** start Record extracts **
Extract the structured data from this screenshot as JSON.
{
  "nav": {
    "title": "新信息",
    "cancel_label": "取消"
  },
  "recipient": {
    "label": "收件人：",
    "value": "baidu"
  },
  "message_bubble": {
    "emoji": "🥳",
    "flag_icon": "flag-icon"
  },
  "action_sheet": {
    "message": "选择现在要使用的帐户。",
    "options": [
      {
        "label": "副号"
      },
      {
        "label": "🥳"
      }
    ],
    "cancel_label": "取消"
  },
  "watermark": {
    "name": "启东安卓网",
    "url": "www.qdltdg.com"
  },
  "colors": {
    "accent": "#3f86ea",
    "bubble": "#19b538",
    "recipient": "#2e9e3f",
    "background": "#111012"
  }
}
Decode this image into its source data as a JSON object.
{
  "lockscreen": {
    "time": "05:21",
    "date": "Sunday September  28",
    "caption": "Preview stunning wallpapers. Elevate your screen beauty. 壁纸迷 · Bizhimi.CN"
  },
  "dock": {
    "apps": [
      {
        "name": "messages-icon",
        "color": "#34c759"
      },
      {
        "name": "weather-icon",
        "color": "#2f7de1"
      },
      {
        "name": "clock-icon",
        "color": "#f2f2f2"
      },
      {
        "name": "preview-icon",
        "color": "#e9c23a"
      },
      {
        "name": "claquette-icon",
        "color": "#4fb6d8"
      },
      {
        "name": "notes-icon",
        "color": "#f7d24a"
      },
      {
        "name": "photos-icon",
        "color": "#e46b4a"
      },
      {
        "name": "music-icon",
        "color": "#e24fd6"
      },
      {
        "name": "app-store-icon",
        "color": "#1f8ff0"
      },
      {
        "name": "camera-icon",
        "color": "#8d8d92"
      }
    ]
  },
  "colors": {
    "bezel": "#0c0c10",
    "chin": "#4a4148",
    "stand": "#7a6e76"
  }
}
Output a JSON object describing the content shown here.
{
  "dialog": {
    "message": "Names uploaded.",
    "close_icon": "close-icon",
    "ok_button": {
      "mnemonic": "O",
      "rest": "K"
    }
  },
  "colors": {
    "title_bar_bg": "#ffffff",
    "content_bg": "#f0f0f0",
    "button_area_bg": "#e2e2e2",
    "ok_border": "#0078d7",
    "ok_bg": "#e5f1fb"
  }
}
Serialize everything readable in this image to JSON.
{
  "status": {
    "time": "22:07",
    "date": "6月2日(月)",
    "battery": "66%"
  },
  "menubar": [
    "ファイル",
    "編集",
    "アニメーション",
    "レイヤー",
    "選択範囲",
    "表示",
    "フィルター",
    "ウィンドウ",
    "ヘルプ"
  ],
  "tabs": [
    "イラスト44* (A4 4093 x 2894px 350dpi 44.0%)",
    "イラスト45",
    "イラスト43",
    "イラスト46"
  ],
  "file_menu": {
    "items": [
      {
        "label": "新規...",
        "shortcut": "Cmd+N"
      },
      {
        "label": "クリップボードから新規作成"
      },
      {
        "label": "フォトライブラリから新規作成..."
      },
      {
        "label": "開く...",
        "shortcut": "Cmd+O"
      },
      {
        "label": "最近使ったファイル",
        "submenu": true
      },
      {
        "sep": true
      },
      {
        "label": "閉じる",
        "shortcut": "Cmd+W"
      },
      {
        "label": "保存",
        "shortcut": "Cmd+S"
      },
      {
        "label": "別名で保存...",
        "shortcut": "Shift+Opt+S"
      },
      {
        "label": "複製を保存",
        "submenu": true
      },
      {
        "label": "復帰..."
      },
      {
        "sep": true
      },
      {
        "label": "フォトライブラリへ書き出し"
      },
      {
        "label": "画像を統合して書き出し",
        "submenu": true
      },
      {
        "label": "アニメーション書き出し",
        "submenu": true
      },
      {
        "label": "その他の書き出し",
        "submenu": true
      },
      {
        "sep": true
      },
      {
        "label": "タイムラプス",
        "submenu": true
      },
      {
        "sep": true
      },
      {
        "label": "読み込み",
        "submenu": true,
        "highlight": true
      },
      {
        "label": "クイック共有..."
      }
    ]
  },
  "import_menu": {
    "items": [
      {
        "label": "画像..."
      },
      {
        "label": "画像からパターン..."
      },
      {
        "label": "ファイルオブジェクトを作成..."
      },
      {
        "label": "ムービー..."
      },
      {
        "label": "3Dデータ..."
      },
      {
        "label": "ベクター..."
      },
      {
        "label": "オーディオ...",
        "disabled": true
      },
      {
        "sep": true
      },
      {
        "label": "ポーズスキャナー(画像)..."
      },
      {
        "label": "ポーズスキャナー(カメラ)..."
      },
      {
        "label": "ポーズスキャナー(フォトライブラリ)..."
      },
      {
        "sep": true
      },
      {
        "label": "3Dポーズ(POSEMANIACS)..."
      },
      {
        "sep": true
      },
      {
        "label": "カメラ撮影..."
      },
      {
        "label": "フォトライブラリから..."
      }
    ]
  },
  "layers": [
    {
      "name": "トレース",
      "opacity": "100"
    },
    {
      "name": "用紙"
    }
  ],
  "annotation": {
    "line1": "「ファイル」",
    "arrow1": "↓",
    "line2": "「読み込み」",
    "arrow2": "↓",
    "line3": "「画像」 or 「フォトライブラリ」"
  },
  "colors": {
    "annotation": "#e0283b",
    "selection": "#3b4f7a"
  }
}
** end Record extracts **
**Exercise instructions**
Pull out every line of the records above that contains the word "data".

**Expected answer**
Extract the structured data from this screenshot as JSON.
Decode this image into its source data as a JSON object.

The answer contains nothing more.